Task goal: Each line that holds the word "végén" counts once; report how many lines do so and nothing else.

Extracted data entries
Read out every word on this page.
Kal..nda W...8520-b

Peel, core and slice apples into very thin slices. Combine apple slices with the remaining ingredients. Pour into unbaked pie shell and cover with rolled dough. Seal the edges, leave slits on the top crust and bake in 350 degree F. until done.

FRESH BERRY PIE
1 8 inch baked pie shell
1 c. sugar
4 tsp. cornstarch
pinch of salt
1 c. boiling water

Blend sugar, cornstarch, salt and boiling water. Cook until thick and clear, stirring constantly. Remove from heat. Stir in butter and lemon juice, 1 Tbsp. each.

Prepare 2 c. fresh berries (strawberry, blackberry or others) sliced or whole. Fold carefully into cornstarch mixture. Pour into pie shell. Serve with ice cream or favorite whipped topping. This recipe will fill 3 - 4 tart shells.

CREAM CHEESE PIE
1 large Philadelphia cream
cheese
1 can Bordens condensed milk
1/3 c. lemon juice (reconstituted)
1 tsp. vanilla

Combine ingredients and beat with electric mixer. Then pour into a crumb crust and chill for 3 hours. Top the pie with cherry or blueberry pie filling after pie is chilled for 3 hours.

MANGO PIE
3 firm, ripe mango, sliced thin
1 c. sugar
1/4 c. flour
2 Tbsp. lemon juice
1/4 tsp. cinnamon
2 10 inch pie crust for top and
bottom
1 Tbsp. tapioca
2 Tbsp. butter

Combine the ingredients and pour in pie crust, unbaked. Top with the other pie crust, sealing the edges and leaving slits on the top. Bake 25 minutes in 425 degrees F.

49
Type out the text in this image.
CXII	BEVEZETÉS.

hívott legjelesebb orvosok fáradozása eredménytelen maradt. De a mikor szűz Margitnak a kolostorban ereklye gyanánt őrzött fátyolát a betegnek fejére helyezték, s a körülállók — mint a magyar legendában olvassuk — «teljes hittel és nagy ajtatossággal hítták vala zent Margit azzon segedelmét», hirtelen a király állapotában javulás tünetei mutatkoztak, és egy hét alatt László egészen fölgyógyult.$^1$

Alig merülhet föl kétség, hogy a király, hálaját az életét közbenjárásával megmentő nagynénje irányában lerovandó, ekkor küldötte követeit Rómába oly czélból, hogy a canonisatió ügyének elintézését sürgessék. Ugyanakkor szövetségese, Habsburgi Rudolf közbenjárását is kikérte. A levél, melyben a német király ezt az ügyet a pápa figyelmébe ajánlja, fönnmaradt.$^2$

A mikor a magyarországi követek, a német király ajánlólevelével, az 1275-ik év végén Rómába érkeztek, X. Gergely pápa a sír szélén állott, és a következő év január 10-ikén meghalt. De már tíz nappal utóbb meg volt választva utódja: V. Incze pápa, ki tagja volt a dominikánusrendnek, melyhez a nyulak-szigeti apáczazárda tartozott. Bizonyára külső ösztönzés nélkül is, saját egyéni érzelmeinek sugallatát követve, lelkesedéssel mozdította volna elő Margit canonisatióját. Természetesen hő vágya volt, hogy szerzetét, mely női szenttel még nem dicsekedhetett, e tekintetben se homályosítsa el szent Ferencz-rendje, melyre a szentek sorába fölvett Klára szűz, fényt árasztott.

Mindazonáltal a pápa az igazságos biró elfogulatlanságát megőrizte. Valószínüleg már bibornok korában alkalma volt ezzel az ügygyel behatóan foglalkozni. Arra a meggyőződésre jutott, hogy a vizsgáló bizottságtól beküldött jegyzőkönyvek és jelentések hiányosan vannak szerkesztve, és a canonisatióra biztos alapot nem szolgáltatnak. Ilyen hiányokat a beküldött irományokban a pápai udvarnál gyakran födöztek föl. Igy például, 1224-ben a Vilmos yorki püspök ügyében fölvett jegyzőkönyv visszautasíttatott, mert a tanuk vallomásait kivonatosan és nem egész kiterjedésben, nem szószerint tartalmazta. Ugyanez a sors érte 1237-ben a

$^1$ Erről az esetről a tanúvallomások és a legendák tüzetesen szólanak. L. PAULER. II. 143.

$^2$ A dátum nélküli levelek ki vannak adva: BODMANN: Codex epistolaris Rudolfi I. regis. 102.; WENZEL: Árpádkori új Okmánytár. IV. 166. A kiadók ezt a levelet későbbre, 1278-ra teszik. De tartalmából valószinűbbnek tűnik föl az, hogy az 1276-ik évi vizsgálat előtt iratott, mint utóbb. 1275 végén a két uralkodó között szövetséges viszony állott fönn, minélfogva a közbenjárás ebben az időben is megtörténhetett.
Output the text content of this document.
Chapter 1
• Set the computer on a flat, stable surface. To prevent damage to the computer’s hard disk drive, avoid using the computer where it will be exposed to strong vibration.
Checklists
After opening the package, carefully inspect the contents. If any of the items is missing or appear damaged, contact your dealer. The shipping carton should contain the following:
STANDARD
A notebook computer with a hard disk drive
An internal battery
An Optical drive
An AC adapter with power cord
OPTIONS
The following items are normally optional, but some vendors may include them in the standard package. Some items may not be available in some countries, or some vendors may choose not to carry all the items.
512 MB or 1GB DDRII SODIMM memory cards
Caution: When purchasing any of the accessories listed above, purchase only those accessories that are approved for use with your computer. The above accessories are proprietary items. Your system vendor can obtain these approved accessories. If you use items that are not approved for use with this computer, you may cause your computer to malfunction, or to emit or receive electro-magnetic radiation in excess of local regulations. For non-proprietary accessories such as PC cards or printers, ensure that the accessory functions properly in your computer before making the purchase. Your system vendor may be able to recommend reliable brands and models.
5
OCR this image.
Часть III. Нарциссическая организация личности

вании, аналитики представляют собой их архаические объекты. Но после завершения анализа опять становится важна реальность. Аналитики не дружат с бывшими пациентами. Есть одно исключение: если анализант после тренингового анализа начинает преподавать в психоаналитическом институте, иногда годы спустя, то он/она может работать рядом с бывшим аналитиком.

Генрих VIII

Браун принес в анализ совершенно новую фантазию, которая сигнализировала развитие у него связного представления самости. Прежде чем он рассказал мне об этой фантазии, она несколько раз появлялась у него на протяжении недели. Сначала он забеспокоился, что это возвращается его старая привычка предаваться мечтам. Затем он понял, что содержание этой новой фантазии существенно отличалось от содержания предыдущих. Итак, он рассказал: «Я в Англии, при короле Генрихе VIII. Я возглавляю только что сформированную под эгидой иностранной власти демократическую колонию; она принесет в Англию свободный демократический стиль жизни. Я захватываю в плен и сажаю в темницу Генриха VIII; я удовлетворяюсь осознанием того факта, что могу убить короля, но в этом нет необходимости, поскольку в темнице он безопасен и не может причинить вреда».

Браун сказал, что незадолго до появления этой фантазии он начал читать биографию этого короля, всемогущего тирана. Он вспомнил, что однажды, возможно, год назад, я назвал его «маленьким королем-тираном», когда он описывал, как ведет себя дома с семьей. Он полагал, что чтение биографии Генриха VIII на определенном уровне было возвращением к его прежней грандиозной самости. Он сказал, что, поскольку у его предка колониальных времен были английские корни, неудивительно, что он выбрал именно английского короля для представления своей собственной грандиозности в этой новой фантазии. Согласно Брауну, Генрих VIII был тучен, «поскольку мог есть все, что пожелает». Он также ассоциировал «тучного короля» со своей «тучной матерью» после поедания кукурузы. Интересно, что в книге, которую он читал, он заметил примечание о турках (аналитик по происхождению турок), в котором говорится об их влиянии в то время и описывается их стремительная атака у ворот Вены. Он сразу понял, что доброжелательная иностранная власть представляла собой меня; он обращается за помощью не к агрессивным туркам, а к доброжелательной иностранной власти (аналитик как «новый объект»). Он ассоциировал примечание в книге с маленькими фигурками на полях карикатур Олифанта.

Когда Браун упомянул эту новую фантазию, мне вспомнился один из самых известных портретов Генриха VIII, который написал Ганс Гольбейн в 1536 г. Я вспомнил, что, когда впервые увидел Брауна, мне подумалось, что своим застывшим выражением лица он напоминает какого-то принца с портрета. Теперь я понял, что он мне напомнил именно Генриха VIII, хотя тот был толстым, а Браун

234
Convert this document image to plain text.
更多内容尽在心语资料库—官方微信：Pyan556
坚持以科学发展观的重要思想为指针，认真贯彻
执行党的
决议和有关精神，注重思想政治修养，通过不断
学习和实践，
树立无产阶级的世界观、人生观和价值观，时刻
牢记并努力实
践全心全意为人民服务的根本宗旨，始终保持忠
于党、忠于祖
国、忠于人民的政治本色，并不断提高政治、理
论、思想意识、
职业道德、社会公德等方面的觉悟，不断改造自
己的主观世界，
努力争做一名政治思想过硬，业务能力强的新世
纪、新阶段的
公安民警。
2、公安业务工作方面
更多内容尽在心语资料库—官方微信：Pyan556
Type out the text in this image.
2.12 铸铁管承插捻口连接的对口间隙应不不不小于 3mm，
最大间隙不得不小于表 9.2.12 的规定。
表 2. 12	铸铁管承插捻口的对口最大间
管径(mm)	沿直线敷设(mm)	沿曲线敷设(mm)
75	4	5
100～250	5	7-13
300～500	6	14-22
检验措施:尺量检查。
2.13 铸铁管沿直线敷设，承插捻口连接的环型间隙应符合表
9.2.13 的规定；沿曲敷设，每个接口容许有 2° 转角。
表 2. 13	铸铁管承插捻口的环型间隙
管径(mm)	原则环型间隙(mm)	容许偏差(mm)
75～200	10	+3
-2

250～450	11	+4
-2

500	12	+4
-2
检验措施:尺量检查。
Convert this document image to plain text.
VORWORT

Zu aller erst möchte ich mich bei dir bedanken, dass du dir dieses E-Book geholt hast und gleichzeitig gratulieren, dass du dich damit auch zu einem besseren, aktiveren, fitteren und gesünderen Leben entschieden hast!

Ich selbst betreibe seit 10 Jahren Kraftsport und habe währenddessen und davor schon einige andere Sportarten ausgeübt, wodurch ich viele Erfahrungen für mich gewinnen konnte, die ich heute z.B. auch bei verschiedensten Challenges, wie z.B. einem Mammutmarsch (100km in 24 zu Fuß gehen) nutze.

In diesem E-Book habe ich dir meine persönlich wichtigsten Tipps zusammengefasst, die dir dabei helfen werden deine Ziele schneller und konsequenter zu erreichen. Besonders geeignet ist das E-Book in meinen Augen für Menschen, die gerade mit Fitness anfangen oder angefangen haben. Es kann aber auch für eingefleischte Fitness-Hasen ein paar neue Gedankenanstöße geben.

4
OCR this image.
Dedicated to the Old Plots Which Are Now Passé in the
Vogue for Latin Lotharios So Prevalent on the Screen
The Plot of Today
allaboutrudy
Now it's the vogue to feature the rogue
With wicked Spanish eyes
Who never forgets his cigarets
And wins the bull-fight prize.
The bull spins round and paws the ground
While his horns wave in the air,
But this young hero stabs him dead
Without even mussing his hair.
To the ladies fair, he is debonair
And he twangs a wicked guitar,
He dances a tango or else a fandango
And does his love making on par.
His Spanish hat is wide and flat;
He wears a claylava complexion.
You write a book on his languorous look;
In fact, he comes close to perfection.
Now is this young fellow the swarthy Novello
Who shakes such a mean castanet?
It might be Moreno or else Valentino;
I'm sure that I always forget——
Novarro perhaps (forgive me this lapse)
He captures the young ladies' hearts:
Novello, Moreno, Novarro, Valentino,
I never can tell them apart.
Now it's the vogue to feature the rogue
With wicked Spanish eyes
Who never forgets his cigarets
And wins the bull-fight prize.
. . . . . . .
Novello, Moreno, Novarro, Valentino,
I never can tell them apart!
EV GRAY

Exercise output: 2